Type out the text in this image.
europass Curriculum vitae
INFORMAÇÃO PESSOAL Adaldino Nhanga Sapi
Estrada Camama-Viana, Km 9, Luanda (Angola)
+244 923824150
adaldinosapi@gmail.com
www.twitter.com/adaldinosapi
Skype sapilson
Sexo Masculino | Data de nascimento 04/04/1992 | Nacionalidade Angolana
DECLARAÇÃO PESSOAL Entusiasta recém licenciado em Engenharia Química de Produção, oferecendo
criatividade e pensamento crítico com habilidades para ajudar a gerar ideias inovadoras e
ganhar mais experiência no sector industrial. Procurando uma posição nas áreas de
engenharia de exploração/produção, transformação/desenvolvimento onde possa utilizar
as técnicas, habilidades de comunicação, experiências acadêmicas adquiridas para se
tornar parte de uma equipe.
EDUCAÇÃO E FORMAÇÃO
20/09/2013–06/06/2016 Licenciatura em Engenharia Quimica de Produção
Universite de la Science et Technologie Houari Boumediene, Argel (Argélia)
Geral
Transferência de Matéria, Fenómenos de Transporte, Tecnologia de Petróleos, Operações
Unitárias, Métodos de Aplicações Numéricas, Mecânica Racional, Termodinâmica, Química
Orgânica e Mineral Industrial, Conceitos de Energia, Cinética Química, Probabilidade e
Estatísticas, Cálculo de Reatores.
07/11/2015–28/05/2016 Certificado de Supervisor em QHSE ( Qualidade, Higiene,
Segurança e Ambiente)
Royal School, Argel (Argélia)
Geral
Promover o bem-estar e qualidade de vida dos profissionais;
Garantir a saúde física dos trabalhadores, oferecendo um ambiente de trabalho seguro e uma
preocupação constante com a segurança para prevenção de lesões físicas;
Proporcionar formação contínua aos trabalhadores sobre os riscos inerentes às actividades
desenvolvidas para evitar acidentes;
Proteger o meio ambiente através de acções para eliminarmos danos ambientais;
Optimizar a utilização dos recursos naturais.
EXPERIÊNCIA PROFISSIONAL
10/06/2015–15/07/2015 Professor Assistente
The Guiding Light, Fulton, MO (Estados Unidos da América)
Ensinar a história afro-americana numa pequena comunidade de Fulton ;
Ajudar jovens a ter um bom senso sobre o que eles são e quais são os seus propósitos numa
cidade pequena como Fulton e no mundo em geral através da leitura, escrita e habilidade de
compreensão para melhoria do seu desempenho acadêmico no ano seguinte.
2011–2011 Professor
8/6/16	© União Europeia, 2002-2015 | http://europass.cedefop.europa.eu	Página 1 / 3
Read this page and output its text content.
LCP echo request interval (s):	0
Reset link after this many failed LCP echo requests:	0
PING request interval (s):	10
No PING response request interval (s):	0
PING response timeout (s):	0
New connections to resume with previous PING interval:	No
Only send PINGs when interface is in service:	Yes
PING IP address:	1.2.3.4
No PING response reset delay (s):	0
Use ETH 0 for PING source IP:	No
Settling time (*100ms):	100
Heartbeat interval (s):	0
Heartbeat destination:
☆ ☆ ☆
§ Goal: Work through the records line by line and tally those with the word "Heartbeat". Report only the total.

§ Expected answer: 2